**Figure content listings**
>> start
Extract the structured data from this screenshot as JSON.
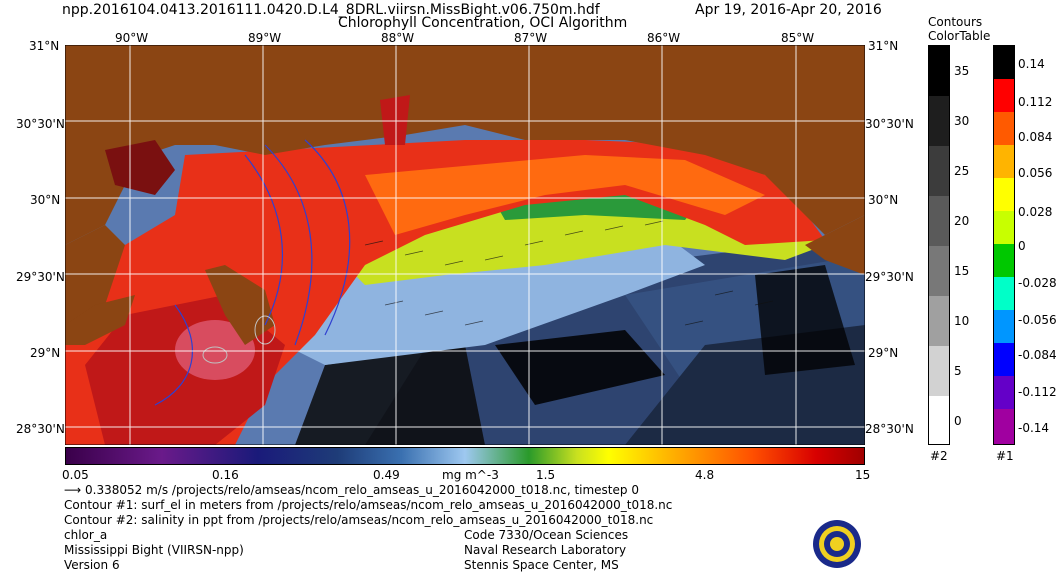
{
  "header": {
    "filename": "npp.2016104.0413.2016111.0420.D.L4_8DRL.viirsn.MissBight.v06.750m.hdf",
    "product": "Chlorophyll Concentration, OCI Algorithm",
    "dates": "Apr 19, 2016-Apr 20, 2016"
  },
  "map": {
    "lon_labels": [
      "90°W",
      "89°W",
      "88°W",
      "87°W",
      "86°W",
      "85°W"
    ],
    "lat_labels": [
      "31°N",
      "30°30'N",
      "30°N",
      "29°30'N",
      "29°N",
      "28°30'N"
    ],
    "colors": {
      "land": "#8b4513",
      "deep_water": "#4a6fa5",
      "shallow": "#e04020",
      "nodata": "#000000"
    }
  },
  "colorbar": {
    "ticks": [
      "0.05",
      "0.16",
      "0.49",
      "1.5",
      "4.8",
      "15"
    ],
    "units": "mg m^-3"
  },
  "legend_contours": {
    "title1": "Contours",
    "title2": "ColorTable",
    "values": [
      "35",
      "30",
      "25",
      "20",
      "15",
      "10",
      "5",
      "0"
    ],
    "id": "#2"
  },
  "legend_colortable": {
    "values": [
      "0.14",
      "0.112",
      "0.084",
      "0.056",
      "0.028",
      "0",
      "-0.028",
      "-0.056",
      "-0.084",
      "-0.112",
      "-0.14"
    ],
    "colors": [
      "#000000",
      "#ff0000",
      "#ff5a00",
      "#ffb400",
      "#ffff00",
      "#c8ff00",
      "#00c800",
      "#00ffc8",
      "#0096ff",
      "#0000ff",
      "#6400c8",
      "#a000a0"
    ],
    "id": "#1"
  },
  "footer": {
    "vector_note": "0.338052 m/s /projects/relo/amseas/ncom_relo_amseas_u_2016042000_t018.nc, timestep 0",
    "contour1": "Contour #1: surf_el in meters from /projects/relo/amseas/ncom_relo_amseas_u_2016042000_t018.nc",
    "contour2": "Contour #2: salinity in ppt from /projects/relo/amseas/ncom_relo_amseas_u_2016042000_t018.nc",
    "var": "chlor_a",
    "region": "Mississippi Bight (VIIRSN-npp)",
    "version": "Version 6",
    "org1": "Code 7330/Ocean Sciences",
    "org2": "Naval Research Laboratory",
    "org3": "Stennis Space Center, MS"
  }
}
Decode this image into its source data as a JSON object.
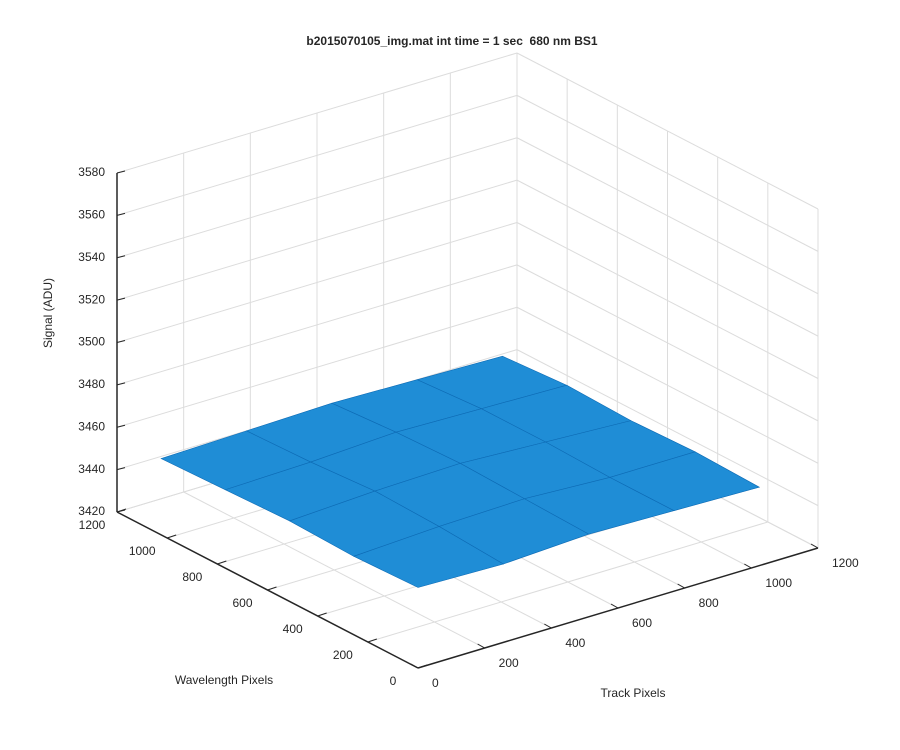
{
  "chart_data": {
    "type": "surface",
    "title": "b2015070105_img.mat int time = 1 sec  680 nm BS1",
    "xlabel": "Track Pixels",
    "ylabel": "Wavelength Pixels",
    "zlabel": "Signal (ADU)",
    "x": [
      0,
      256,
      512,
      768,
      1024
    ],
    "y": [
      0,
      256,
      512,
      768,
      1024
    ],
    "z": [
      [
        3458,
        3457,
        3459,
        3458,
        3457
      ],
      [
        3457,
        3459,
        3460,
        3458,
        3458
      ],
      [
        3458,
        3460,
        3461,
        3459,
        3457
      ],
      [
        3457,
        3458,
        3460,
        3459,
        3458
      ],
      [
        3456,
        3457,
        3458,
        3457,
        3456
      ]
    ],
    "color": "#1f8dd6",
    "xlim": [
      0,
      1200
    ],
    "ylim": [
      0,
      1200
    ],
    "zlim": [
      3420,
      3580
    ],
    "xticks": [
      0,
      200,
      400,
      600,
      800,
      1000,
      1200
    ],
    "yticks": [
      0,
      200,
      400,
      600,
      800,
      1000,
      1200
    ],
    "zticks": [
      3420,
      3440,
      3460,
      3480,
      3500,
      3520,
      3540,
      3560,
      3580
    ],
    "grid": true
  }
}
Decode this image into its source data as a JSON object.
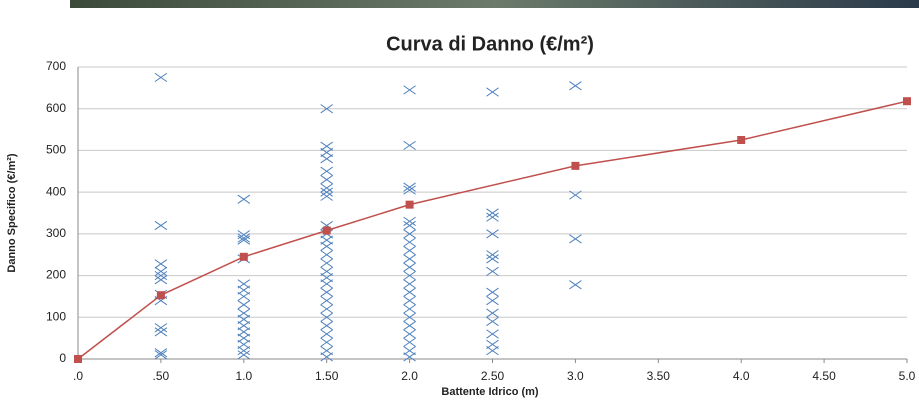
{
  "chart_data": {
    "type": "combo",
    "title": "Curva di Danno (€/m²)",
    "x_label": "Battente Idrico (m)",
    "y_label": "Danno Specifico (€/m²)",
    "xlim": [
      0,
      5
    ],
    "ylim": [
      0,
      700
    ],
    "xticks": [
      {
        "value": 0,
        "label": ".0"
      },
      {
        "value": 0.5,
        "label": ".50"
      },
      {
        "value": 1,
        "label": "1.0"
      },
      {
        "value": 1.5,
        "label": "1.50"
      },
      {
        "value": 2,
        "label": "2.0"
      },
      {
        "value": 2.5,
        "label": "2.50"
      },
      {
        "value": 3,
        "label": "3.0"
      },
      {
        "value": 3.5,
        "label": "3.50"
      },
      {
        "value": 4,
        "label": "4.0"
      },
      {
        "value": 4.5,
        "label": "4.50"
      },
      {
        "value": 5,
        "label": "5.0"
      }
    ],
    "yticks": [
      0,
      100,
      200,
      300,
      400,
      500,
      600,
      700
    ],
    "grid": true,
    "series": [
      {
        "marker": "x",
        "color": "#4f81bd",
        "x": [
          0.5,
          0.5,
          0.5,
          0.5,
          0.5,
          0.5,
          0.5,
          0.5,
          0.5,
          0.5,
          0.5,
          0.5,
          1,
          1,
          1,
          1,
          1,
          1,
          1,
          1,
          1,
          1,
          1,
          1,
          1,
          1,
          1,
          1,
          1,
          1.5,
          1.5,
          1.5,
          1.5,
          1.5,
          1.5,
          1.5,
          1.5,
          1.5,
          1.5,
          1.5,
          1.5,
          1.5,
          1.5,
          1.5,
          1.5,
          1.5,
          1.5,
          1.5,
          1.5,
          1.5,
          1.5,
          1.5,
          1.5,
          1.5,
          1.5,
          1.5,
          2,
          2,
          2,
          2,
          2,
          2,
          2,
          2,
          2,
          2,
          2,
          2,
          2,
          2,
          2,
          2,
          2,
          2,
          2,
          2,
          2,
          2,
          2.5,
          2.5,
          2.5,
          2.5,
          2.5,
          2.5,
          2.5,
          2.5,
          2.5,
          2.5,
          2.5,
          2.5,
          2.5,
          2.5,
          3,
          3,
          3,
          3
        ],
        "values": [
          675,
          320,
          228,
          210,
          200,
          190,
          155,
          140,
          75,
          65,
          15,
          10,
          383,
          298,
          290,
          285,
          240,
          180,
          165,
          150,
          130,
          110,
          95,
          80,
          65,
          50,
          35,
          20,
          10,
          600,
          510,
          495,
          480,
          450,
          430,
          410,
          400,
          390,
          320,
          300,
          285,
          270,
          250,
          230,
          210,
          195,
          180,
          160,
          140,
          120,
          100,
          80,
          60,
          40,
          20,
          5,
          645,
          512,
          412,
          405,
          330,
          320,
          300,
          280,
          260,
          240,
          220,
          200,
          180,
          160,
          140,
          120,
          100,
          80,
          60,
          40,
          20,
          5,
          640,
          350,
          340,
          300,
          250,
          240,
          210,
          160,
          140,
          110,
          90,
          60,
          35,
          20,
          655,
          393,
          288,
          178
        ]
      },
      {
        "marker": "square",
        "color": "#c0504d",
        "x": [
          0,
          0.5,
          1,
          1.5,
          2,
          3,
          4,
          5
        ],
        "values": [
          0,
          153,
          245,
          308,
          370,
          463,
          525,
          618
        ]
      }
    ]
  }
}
>> end
**Goal**
Show all lines from the listing above in which "Danno" appears.

**Answer below**
    "title": "Curva di Danno (€/m²)",
    "y_label": "Danno Specifico (€/m²)",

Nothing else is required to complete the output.